_SET PROBLEM_: Look through the listing for the word "Cota". Copy each line that has it.
※
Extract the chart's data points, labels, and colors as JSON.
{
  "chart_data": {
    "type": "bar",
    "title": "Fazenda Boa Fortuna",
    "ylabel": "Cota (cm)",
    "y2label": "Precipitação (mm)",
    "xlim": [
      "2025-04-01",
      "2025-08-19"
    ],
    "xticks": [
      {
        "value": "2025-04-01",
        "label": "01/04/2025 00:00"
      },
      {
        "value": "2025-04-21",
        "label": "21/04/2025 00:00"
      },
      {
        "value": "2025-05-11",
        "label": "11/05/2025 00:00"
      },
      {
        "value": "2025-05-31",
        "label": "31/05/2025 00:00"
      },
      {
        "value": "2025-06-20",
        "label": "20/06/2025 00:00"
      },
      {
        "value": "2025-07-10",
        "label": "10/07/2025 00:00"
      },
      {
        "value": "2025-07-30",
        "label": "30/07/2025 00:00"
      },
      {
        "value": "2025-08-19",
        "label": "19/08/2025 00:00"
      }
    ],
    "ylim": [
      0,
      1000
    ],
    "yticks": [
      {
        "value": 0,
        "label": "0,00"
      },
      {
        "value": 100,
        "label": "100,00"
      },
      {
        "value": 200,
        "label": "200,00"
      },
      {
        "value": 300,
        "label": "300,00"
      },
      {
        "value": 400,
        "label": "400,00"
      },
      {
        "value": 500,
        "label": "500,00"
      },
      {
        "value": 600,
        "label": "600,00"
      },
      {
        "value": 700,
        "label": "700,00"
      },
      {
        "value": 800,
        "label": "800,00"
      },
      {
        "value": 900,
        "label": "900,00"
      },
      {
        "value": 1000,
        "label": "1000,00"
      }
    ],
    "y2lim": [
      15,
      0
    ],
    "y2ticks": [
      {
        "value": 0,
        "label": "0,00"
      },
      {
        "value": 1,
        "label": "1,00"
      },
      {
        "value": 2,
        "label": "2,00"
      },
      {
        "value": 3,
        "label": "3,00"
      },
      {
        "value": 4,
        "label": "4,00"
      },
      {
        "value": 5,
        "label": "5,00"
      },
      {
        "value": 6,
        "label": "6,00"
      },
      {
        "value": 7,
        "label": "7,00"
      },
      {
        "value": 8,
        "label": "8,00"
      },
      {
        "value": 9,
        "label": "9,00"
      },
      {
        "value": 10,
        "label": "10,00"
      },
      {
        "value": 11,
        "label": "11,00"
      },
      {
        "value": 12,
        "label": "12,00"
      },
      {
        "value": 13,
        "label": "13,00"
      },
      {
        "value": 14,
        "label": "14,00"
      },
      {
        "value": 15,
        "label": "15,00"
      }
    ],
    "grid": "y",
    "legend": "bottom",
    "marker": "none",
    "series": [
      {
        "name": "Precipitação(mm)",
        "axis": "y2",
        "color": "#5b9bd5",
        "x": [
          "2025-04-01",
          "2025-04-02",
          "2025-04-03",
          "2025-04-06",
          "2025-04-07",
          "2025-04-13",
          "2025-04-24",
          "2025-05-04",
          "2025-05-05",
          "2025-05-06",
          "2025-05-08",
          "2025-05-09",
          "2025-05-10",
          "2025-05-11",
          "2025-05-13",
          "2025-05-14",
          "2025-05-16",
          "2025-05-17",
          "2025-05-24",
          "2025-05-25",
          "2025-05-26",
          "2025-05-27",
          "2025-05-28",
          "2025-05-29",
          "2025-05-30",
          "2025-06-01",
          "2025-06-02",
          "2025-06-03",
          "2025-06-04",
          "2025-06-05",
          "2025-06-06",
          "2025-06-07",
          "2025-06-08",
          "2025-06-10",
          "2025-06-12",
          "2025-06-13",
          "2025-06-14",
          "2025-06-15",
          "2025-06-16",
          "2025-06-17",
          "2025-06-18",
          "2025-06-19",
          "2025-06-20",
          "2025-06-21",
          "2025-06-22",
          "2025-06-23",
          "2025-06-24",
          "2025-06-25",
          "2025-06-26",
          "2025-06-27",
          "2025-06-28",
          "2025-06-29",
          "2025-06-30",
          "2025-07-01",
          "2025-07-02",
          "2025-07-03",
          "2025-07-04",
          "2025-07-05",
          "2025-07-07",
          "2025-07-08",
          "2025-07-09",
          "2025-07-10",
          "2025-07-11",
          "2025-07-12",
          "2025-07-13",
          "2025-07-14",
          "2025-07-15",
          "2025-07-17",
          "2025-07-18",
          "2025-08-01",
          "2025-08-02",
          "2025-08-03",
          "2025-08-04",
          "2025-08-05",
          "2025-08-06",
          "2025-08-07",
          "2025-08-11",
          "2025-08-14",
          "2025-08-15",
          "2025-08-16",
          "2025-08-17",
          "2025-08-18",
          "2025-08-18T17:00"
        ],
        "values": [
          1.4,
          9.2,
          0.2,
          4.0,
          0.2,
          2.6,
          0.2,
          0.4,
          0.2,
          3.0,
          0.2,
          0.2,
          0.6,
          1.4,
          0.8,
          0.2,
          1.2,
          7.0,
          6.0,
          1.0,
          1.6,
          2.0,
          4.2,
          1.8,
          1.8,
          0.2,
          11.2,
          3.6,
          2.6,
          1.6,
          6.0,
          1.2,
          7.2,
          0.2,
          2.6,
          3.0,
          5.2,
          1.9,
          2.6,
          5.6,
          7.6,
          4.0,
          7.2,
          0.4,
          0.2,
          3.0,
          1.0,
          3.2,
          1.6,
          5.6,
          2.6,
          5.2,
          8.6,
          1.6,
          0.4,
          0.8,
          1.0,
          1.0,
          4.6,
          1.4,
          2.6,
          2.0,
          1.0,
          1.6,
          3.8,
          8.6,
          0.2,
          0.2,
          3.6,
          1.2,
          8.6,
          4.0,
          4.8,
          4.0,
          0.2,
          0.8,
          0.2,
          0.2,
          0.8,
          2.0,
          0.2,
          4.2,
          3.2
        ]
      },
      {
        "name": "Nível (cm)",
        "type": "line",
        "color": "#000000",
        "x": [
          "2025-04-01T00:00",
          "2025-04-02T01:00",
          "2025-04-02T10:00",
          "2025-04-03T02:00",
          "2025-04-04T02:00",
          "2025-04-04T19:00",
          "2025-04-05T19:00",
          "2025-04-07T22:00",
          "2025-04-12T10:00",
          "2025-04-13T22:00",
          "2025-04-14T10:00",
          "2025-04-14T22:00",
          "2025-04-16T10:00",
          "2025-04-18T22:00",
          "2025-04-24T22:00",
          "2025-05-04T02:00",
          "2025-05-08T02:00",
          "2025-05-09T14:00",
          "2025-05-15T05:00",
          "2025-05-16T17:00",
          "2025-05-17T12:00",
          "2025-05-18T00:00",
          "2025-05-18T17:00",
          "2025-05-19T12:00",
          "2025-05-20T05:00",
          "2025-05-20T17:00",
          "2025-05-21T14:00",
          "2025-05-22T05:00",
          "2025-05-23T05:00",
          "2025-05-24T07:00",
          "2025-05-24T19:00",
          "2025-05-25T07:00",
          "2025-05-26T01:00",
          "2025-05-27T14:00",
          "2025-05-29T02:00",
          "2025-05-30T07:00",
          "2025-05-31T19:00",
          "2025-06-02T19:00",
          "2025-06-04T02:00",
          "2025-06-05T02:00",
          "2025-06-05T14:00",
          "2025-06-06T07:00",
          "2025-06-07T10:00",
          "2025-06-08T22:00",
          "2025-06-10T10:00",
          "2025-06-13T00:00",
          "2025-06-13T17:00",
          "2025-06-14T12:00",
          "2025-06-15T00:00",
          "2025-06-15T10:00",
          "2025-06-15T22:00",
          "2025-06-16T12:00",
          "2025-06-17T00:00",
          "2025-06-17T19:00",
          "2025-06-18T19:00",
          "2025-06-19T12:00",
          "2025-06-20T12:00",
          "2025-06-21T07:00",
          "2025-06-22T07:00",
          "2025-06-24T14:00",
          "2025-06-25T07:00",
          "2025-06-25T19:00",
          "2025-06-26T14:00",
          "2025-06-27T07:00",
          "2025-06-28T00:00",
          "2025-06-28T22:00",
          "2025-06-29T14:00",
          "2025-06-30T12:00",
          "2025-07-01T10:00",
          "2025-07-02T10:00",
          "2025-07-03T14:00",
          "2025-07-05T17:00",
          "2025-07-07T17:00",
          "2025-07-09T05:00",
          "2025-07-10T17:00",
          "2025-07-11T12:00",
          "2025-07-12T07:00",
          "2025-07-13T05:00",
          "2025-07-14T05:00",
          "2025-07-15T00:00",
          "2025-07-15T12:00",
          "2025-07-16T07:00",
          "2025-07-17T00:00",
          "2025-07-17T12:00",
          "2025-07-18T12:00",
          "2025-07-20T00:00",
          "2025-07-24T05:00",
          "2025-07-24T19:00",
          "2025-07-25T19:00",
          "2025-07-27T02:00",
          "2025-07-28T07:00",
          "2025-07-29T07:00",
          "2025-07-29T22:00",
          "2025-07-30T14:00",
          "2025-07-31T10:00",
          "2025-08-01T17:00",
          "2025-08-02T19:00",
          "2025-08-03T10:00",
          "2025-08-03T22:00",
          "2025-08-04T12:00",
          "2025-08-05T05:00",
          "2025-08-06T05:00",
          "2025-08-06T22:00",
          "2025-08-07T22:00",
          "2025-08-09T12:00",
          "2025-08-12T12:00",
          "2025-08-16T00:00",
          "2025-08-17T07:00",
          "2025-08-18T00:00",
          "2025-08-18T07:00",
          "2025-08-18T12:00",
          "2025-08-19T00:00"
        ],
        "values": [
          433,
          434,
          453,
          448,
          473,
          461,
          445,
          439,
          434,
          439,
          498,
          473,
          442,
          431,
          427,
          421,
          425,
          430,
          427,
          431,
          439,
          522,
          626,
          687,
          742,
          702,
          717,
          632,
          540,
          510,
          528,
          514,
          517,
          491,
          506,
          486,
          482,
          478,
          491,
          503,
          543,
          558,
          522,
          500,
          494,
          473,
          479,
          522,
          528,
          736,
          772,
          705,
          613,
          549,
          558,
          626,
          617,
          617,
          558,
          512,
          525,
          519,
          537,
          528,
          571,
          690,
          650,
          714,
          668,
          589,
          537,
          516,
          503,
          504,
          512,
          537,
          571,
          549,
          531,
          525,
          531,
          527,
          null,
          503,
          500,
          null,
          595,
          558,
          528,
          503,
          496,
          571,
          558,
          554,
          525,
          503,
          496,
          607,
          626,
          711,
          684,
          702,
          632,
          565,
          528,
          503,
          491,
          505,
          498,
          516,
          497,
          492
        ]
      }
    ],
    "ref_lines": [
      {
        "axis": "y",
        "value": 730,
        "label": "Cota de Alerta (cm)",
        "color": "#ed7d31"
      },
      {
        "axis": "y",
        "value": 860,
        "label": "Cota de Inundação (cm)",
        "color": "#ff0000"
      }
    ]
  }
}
※
_RESULT BELOW_:
    "ylabel": "Cota (cm)",
        "label": "Cota de Alerta (cm)",
        "label": "Cota de Inundação (cm)",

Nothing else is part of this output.